In the entries below, count every line with the word "this". Return only the count.

Dataset items:
————

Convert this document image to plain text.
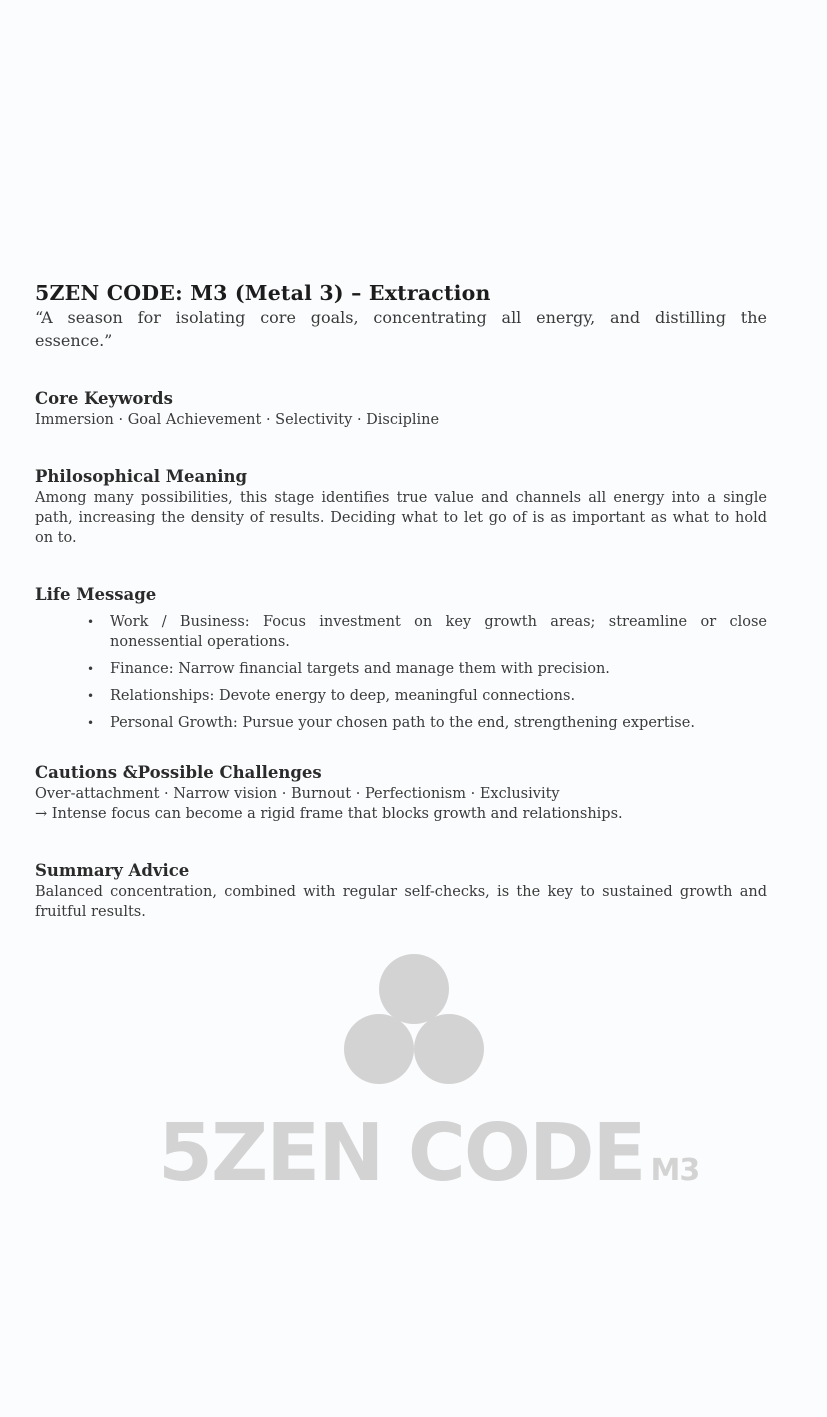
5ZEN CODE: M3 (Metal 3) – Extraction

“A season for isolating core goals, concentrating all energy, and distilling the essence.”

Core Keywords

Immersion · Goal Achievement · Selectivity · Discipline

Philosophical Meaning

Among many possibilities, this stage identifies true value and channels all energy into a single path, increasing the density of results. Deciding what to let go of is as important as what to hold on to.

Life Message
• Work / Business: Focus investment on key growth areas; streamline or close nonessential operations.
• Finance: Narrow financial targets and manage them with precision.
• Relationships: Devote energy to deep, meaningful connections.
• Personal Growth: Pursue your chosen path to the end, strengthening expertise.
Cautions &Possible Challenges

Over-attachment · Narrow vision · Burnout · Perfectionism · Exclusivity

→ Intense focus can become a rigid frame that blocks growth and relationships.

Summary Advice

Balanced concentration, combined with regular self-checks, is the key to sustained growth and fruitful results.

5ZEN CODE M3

————

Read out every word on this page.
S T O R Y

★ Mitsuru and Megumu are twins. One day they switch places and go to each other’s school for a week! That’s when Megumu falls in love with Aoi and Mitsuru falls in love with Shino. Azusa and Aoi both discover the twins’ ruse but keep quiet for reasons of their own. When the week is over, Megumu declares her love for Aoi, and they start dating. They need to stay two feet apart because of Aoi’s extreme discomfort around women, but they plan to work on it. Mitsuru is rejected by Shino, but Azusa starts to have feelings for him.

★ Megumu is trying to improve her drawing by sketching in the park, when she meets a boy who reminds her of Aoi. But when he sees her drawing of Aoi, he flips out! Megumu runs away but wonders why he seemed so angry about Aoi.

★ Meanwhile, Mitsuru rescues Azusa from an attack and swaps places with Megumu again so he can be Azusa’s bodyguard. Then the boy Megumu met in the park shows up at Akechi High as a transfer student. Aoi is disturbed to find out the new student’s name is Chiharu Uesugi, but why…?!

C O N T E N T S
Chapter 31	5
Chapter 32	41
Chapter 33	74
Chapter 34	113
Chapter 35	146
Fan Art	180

————

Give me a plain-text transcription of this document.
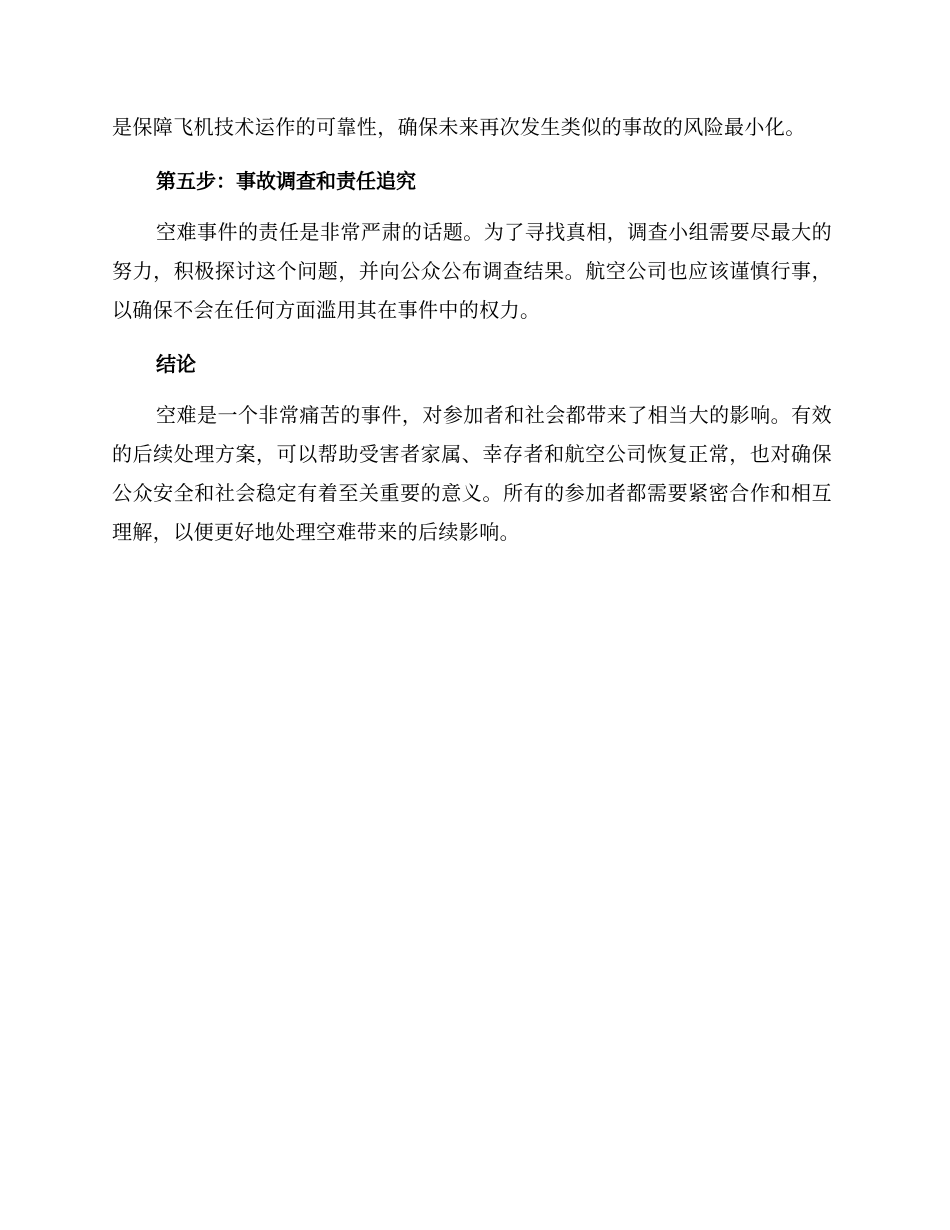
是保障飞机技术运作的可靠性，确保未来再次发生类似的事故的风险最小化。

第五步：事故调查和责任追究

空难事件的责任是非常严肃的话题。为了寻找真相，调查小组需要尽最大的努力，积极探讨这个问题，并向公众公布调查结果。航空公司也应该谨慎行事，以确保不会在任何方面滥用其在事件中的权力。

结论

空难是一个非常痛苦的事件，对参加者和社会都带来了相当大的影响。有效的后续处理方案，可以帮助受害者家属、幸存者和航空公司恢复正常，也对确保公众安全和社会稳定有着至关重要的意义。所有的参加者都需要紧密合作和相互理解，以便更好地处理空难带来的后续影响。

————

Full response: 4